§ Exercise
Restate every line of the material, word for word.

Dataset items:
## begin
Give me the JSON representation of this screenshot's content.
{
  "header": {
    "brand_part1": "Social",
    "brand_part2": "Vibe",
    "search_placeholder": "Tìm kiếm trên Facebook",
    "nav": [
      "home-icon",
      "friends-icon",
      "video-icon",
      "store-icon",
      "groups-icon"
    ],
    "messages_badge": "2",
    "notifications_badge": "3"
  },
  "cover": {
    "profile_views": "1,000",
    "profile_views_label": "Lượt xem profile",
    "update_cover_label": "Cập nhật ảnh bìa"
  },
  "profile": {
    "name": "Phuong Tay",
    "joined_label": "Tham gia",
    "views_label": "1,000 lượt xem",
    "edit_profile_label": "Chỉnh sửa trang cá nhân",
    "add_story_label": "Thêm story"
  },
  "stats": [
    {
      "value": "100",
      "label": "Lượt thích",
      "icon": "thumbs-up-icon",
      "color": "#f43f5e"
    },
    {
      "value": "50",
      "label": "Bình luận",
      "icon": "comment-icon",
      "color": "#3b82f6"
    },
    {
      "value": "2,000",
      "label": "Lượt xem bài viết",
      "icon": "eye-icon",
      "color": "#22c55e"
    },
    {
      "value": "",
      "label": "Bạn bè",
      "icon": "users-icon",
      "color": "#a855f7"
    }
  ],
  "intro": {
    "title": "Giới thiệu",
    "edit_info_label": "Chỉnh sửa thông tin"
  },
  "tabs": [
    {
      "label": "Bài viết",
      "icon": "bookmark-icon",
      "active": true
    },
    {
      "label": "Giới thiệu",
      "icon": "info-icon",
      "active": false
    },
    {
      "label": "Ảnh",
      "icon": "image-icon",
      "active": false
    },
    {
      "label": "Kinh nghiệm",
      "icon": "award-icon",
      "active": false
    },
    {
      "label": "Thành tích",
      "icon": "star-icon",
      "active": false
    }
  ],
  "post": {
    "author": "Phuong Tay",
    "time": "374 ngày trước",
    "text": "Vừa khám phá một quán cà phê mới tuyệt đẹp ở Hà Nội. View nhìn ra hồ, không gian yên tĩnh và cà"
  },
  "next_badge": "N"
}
## end
§ Solution below
Give me the JSON representation of this screenshot's content.
{
  "header": {
    "brand_part1": "Social",
    "brand_part2": "Vibe",
    "search_placeholder": "Tìm kiếm trên Facebook",
    "nav": [
      "home-icon",
      "friends-icon",
      "video-icon",
      "store-icon",
      "groups-icon"
    ],
    "messages_badge": "2",
    "notifications_badge": "3"
  },
  "cover": {
    "profile_views": "1,000",
    "profile_views_label": "Lượt xem profile",
    "update_cover_label": "Cập nhật ảnh bìa"
  },
  "profile": {
    "name": "Phuong Tay",
    "joined_label": "Tham gia",
    "views_label": "1,000 lượt xem",
    "edit_profile_label": "Chỉnh sửa trang cá nhân",
    "add_story_label": "Thêm story"
  },
  "stats": [
    {
      "value": "100",
      "label": "Lượt thích",
      "icon": "thumbs-up-icon",
      "color": "#f43f5e"
    },
    {
      "value": "50",
      "label": "Bình luận",
      "icon": "comment-icon",
      "color": "#3b82f6"
    },
    {
      "value": "2,000",
      "label": "Lượt xem bài viết",
      "icon": "eye-icon",
      "color": "#22c55e"
    },
    {
      "value": "",
      "label": "Bạn bè",
      "icon": "users-icon",
      "color": "#a855f7"
    }
  ],
  "intro": {
    "title": "Giới thiệu",
    "edit_info_label": "Chỉnh sửa thông tin"
  },
  "tabs": [
    {
      "label": "Bài viết",
      "icon": "bookmark-icon",
      "active": true
    },
    {
      "label": "Giới thiệu",
      "icon": "info-icon",
      "active": false
    },
    {
      "label": "Ảnh",
      "icon": "image-icon",
      "active": false
    },
    {
      "label": "Kinh nghiệm",
      "icon": "award-icon",
      "active": false
    },
    {
      "label": "Thành tích",
      "icon": "star-icon",
      "active": false
    }
  ],
  "post": {
    "author": "Phuong Tay",
    "time": "374 ngày trước",
    "text": "Vừa khám phá một quán cà phê mới tuyệt đẹp ở Hà Nội. View nhìn ra hồ, không gian yên tĩnh và cà"
  },
  "next_badge": "N"
}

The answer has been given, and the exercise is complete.